**READING TEXT**:
------------------------------------------------------------

Going through the chief joseph highway here on some of the steep inclines the 80 has no problem climbing them with the technique(posted by Landcruiserphil I believe? I'm unsure) of just downshifting to 2nd and holding the RPMs steady. The 80 has no problem pulling some STEEP hills this way and it ends up running cooler than just lugging it up in low RPM as well(according to my Digital Koso Gauge). I'm so fine with my gearing right now I actually just ordered 35s and should have them this week.

If I regear it will be to 5.29s simply due to the fact they offer more reduction and a slower crawl speed than the transfer case reduction gears on 4.11s.
 
Joined
Oct 22, 2002
Messages
4,482
Location
Durango, Colorado
I ran 295's for a couple of years. Drove all over the state with them. It's pretty much everything the 80 can do to almost keep up with traffic on 33's over 8000'

IMO the overall weight of your truck will have as much or more to do with climbing the passes at HWY speeds.

------------------------------------------------------------

Dataset records
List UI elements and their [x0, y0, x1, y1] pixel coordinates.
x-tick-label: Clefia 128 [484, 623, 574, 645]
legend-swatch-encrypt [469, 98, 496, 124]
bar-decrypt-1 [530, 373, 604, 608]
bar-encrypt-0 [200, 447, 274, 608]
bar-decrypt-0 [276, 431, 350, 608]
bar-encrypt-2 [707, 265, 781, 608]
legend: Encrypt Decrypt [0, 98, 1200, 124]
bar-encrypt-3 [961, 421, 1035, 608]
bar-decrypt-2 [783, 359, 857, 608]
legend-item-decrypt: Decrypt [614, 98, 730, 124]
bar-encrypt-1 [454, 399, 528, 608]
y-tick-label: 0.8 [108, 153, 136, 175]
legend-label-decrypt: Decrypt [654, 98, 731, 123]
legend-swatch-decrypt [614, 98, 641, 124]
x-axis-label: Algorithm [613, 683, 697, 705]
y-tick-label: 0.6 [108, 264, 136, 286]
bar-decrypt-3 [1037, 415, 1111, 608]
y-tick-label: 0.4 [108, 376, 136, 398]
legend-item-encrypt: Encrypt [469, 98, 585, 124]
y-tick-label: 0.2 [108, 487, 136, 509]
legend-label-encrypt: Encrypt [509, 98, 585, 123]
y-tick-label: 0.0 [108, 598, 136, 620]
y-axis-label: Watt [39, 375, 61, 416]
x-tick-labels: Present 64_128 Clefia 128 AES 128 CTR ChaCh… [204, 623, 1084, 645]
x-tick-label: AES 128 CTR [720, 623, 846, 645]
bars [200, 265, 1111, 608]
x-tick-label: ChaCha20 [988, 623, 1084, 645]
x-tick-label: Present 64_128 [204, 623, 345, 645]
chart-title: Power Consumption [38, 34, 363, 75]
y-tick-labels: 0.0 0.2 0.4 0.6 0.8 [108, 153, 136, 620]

------------------------------------------------------------

**PROBLEM 1**: Can you reproduce the forum text word for word, from "Going through the" to "gears on 4.11s."?
**PROBLEM 2**:
Answer these from the forum text:
(a) What gear does the first poster downshift to on steep inclines?
(b) What gears would the first poster choose for a regear?
(c) What tires did the poster from Durango, Colorado run for a couple of years?
The data above are separate material from the forum text.

**ANSWER SPACE 1**:
Going through the chief joseph highway here on some of the steep inclines the 80 has no problem climbing them with the technique(posted by Landcruiserphil I believe? I'm unsure) of just downshifting to 2nd and holding the RPMs steady. The 80 has no problem pulling some STEEP hills this way and it ends up running cooler than just lugging it up in low RPM as well(according to my Digital Koso Gauge). I'm so fine with my gearing right now I actually just ordered 35s and should have them this week.

If I regear it will be to 5.29s simply due to the fact they offer more reduction and a slower crawl speed than the transfer case reduction gears on 4.11s.

**ANSWER SPACE 2**:
(a) 2nd
(b) 5.29s
(c) 295's